• [TASK STATEMENT] You are to retype all of the data exactly as it appears.

• [RECORDS FOR THE TASK]
# # # # # # #

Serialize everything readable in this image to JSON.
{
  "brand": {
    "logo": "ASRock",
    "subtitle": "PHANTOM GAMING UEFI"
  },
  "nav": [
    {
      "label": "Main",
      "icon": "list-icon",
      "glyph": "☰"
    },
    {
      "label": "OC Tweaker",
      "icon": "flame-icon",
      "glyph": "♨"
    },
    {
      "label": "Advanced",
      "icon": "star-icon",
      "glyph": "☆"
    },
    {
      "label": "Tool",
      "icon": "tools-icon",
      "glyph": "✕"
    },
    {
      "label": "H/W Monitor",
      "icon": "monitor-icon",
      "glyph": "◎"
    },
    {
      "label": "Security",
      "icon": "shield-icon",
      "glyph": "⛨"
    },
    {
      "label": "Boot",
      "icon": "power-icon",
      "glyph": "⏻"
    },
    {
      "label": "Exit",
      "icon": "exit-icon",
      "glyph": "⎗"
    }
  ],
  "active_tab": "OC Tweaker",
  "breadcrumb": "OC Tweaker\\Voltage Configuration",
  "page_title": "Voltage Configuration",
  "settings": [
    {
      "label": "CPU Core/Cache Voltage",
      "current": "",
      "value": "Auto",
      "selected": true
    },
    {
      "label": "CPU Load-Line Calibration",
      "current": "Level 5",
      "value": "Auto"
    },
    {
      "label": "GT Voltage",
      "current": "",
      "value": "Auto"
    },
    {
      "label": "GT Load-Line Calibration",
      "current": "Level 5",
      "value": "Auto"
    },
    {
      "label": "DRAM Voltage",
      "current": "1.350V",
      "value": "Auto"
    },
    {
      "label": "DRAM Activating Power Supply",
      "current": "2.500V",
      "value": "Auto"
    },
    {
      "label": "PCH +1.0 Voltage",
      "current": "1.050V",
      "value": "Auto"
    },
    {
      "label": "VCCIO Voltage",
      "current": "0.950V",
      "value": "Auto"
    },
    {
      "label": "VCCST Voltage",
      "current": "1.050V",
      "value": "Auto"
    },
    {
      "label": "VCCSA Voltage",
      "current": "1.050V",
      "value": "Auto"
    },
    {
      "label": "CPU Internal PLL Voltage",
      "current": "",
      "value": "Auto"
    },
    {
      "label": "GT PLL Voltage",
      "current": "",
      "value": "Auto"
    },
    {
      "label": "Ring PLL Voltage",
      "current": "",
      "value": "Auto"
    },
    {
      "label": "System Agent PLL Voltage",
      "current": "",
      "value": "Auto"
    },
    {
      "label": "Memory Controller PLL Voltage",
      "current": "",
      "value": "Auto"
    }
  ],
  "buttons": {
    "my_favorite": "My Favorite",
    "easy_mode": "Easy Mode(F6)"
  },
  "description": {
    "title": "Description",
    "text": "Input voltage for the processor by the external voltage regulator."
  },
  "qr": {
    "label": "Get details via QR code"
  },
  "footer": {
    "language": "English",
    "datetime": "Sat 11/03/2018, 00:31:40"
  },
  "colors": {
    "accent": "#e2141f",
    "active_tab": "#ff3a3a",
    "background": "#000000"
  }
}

# # # # # # #

• [FULL OUTPUT]
Serialize everything readable in this image to JSON.
{
  "brand": {
    "logo": "ASRock",
    "subtitle": "PHANTOM GAMING UEFI"
  },
  "nav": [
    {
      "label": "Main",
      "icon": "list-icon",
      "glyph": "☰"
    },
    {
      "label": "OC Tweaker",
      "icon": "flame-icon",
      "glyph": "♨"
    },
    {
      "label": "Advanced",
      "icon": "star-icon",
      "glyph": "☆"
    },
    {
      "label": "Tool",
      "icon": "tools-icon",
      "glyph": "✕"
    },
    {
      "label": "H/W Monitor",
      "icon": "monitor-icon",
      "glyph": "◎"
    },
    {
      "label": "Security",
      "icon": "shield-icon",
      "glyph": "⛨"
    },
    {
      "label": "Boot",
      "icon": "power-icon",
      "glyph": "⏻"
    },
    {
      "label": "Exit",
      "icon": "exit-icon",
      "glyph": "⎗"
    }
  ],
  "active_tab": "OC Tweaker",
  "breadcrumb": "OC Tweaker\\Voltage Configuration",
  "page_title": "Voltage Configuration",
  "settings": [
    {
      "label": "CPU Core/Cache Voltage",
      "current": "",
      "value": "Auto",
      "selected": true
    },
    {
      "label": "CPU Load-Line Calibration",
      "current": "Level 5",
      "value": "Auto"
    },
    {
      "label": "GT Voltage",
      "current": "",
      "value": "Auto"
    },
    {
      "label": "GT Load-Line Calibration",
      "current": "Level 5",
      "value": "Auto"
    },
    {
      "label": "DRAM Voltage",
      "current": "1.350V",
      "value": "Auto"
    },
    {
      "label": "DRAM Activating Power Supply",
      "current": "2.500V",
      "value": "Auto"
    },
    {
      "label": "PCH +1.0 Voltage",
      "current": "1.050V",
      "value": "Auto"
    },
    {
      "label": "VCCIO Voltage",
      "current": "0.950V",
      "value": "Auto"
    },
    {
      "label": "VCCST Voltage",
      "current": "1.050V",
      "value": "Auto"
    },
    {
      "label": "VCCSA Voltage",
      "current": "1.050V",
      "value": "Auto"
    },
    {
      "label": "CPU Internal PLL Voltage",
      "current": "",
      "value": "Auto"
    },
    {
      "label": "GT PLL Voltage",
      "current": "",
      "value": "Auto"
    },
    {
      "label": "Ring PLL Voltage",
      "current": "",
      "value": "Auto"
    },
    {
      "label": "System Agent PLL Voltage",
      "current": "",
      "value": "Auto"
    },
    {
      "label": "Memory Controller PLL Voltage",
      "current": "",
      "value": "Auto"
    }
  ],
  "buttons": {
    "my_favorite": "My Favorite",
    "easy_mode": "Easy Mode(F6)"
  },
  "description": {
    "title": "Description",
    "text": "Input voltage for the processor by the external voltage regulator."
  },
  "qr": {
    "label": "Get details via QR code"
  },
  "footer": {
    "language": "English",
    "datetime": "Sat 11/03/2018, 00:31:40"
  },
  "colors": {
    "accent": "#e2141f",
    "active_tab": "#ff3a3a",
    "background": "#000000"
  }
}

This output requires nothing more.